▸ **What is asked**:
Quote the lines word for word, beginning with the line that contains "- menu-file-label: File: [29, 430, 67, 456]" and ending after the line that contains "- menu-file[interactable]: File: [29, 430, 84, 457]".

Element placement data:
%%

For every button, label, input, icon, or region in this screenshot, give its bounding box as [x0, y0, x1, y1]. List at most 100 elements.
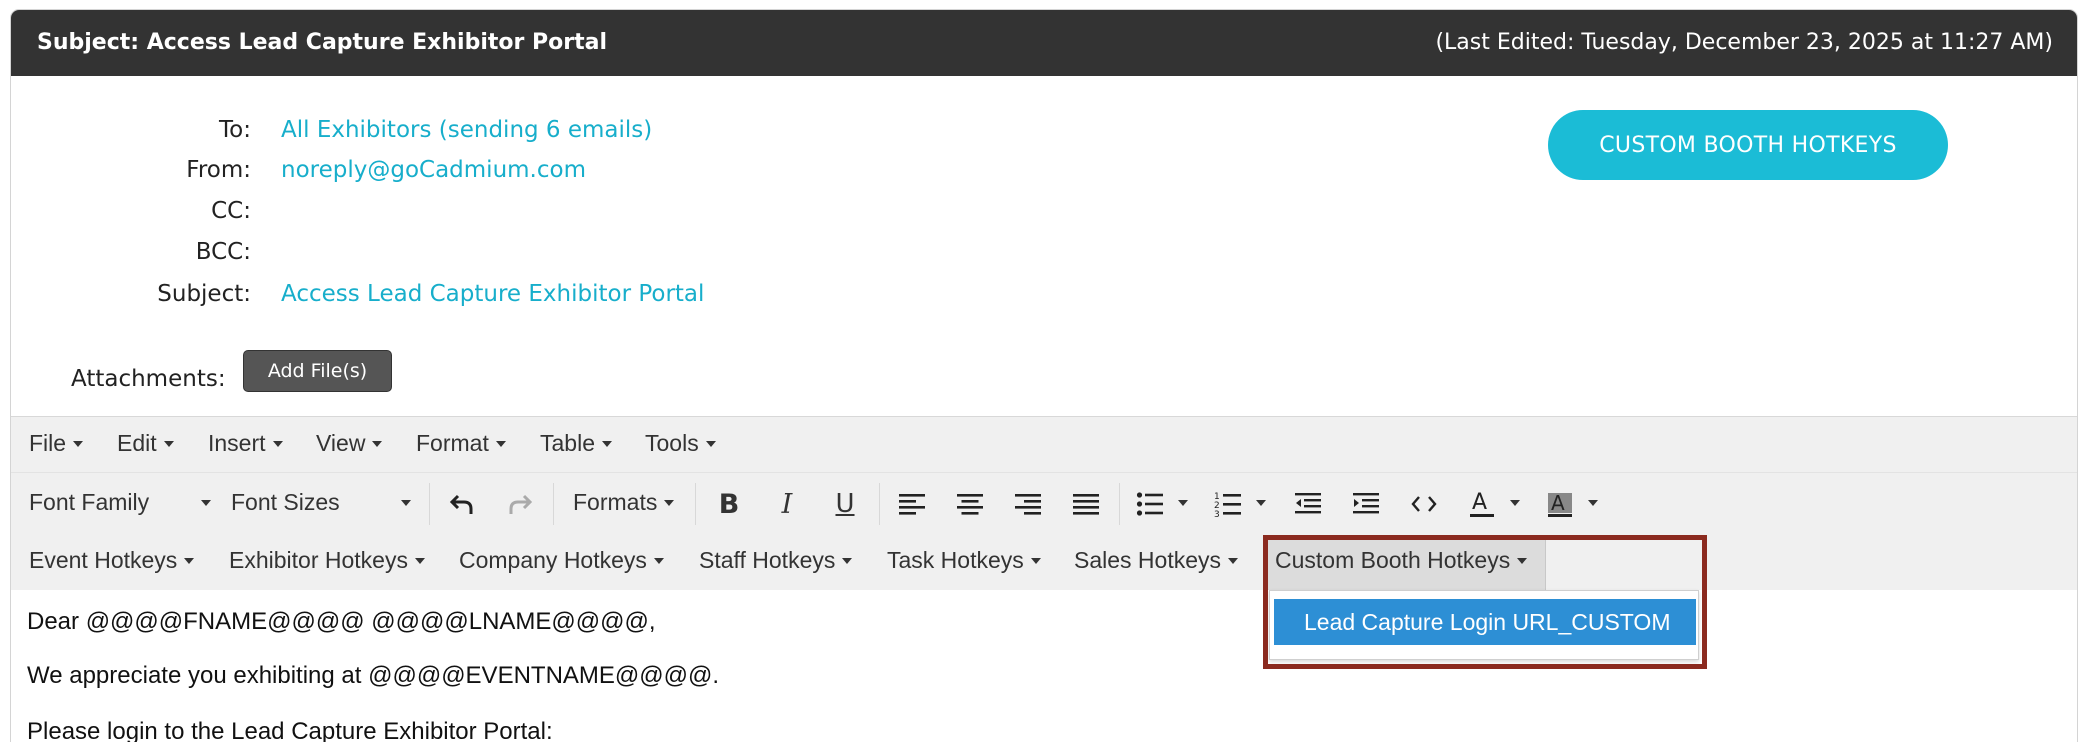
- menu-file-label: File: [29, 430, 67, 456]
- company-hotkeys-label: Company Hotkeys: [459, 547, 647, 573]
- editor-body[interactable]: Dear @@@@FNAME@@@@ @@@@LNAME@@@@, We app…: [11, 590, 2077, 742]
- format-bar: Font Family Font Sizes Formats B I U 1 2…: [11, 473, 2077, 535]
- redo-icon[interactable]: [503, 487, 537, 521]
- menu-file[interactable]: File: [29, 430, 84, 457]
- code-icon[interactable]: [1407, 487, 1441, 521]
- menu-table[interactable]: Table: [540, 430, 612, 457]
- chevron-down-icon: [184, 557, 195, 564]
- chevron-down-icon[interactable]: [1253, 495, 1269, 511]
- background-color-icon[interactable]: A: [1543, 485, 1577, 523]
- chevron-down-icon: [842, 557, 853, 564]
- font-family-select[interactable]: Font Family: [29, 489, 211, 516]
- chevron-down-icon: [1228, 557, 1239, 564]
- menu-table-label: Table: [540, 430, 595, 456]
- dropdown-item-lead-capture-login-url[interactable]: Lead Capture Login URL_CUSTOM: [1274, 599, 1696, 645]
- svg-text:A: A: [1472, 490, 1487, 515]
- chevron-down-icon: [601, 440, 612, 447]
- menu-custom-booth-hotkeys[interactable]: Custom Booth Hotkeys: [1275, 547, 1528, 574]
- chevron-down-icon[interactable]: [1175, 495, 1191, 511]
- chevron-down-icon: [163, 440, 174, 447]
- menu-tools[interactable]: Tools: [645, 430, 716, 457]
- from-address-link[interactable]: noreply@goCadmium.com: [281, 157, 586, 183]
- menu-event-hotkeys[interactable]: Event Hotkeys: [29, 547, 195, 574]
- staff-hotkeys-label: Staff Hotkeys: [699, 547, 836, 573]
- outdent-icon[interactable]: [1291, 487, 1325, 521]
- bullet-list-icon[interactable]: [1133, 487, 1167, 521]
- menu-staff-hotkeys[interactable]: Staff Hotkeys: [699, 547, 853, 574]
- chevron-down-icon: [495, 440, 506, 447]
- menu-insert[interactable]: Insert: [208, 430, 283, 457]
- chevron-down-icon: [272, 440, 283, 447]
- underline-icon[interactable]: U: [827, 485, 863, 523]
- event-hotkeys-label: Event Hotkeys: [29, 547, 178, 573]
- separator: [1119, 483, 1120, 525]
- formats-label: Formats: [573, 489, 658, 515]
- exhibitor-hotkeys-label: Exhibitor Hotkeys: [229, 547, 408, 573]
- menu-format[interactable]: Format: [416, 430, 506, 457]
- undo-icon[interactable]: [445, 487, 479, 521]
- email-composer-card: Subject: Access Lead Capture Exhibitor P…: [10, 9, 2078, 742]
- align-left-icon[interactable]: [895, 487, 929, 521]
- bcc-label: BCC:: [195, 239, 251, 265]
- chevron-down-icon: [653, 557, 664, 564]
- chevron-down-icon: [1517, 557, 1528, 564]
- body-line-appreciation: We appreciate you exhibiting at @@@@EVEN…: [27, 662, 720, 689]
- chevron-down-icon: [73, 440, 84, 447]
- to-label: To:: [219, 117, 251, 143]
- chevron-down-icon: [401, 499, 411, 506]
- cc-label: CC:: [211, 198, 251, 224]
- subject-label: Subject:: [157, 281, 251, 307]
- italic-icon[interactable]: I: [769, 485, 805, 523]
- custom-booth-hotkeys-label: Custom Booth Hotkeys: [1275, 547, 1511, 573]
- menu-company-hotkeys[interactable]: Company Hotkeys: [459, 547, 664, 574]
- menu-tools-label: Tools: [645, 430, 699, 456]
- custom-booth-hotkeys-button[interactable]: CUSTOM BOOTH HOTKEYS: [1548, 110, 1948, 180]
- chevron-down-icon: [664, 499, 675, 506]
- separator: [553, 483, 554, 525]
- custom-booth-hotkeys-dropdown: Lead Capture Login URL_CUSTOM: [1269, 590, 1699, 660]
- subject-link[interactable]: Access Lead Capture Exhibitor Portal: [281, 281, 704, 307]
- header-subject-title: Subject: Access Lead Capture Exhibitor P…: [37, 30, 607, 55]
- last-edited-timestamp: (Last Edited: Tuesday, December 23, 2025…: [1435, 30, 2053, 55]
- font-family-label: Font Family: [29, 489, 150, 515]
- formats-select[interactable]: Formats: [573, 489, 675, 516]
- menu-view-label: View: [316, 430, 366, 456]
- chevron-down-icon: [1030, 557, 1041, 564]
- align-justify-icon[interactable]: [1069, 487, 1103, 521]
- font-sizes-select[interactable]: Font Sizes: [231, 489, 411, 516]
- menu-edit-label: Edit: [117, 430, 157, 456]
- email-header-bar: Subject: Access Lead Capture Exhibitor P…: [11, 10, 2077, 76]
- text-color-icon[interactable]: A: [1465, 485, 1499, 523]
- menu-bar: File Edit Insert View Format Table Tools: [11, 417, 2077, 473]
- align-right-icon[interactable]: [1011, 487, 1045, 521]
- align-center-icon[interactable]: [953, 487, 987, 521]
- menu-view[interactable]: View: [316, 430, 383, 457]
- indent-icon[interactable]: [1349, 487, 1383, 521]
- to-recipients-link[interactable]: All Exhibitors (sending 6 emails): [281, 117, 652, 143]
- editor-toolbar: File Edit Insert View Format Table Tools…: [11, 416, 2077, 591]
- font-sizes-label: Font Sizes: [231, 489, 340, 515]
- menu-task-hotkeys[interactable]: Task Hotkeys: [887, 547, 1041, 574]
- menu-insert-label: Insert: [208, 430, 266, 456]
- add-files-button[interactable]: Add File(s): [243, 350, 392, 392]
- svg-text:A: A: [1551, 491, 1565, 515]
- body-line-greeting: Dear @@@@FNAME@@@@ @@@@LNAME@@@@,: [27, 608, 656, 635]
- hotkeys-bar: Event Hotkeys Exhibitor Hotkeys Company …: [11, 535, 2077, 591]
- body-line-login: Please login to the Lead Capture Exhibit…: [27, 718, 553, 742]
- separator: [879, 483, 880, 525]
- separator: [429, 483, 430, 525]
- numbered-list-icon[interactable]: 123: [1211, 487, 1245, 521]
- svg-text:3: 3: [1214, 510, 1220, 518]
- chevron-down-icon[interactable]: [1507, 495, 1523, 511]
- task-hotkeys-label: Task Hotkeys: [887, 547, 1024, 573]
- menu-sales-hotkeys[interactable]: Sales Hotkeys: [1074, 547, 1239, 574]
- menu-edit[interactable]: Edit: [117, 430, 174, 457]
- attachments-label: Attachments:: [71, 366, 226, 392]
- chevron-down-icon[interactable]: [1585, 495, 1601, 511]
- bold-icon[interactable]: B: [711, 485, 747, 523]
- chevron-down-icon: [372, 440, 383, 447]
- menu-exhibitor-hotkeys[interactable]: Exhibitor Hotkeys: [229, 547, 425, 574]
- separator: [695, 483, 696, 525]
- menu-format-label: Format: [416, 430, 489, 456]
- sales-hotkeys-label: Sales Hotkeys: [1074, 547, 1222, 573]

%%

▸ **Solution for this task**:
- menu-file-label: File: [29, 430, 67, 456]
- company-hotkeys-label: Company Hotkeys: [459, 547, 647, 573]
- editor-body[interactable]: Dear @@@@FNAME@@@@ @@@@LNAME@@@@, We app…: [11, 590, 2077, 742]
- format-bar: Font Family Font Sizes Formats B I U 1 2…: [11, 473, 2077, 535]
- redo-icon[interactable]: [503, 487, 537, 521]
- menu-file[interactable]: File: [29, 430, 84, 457]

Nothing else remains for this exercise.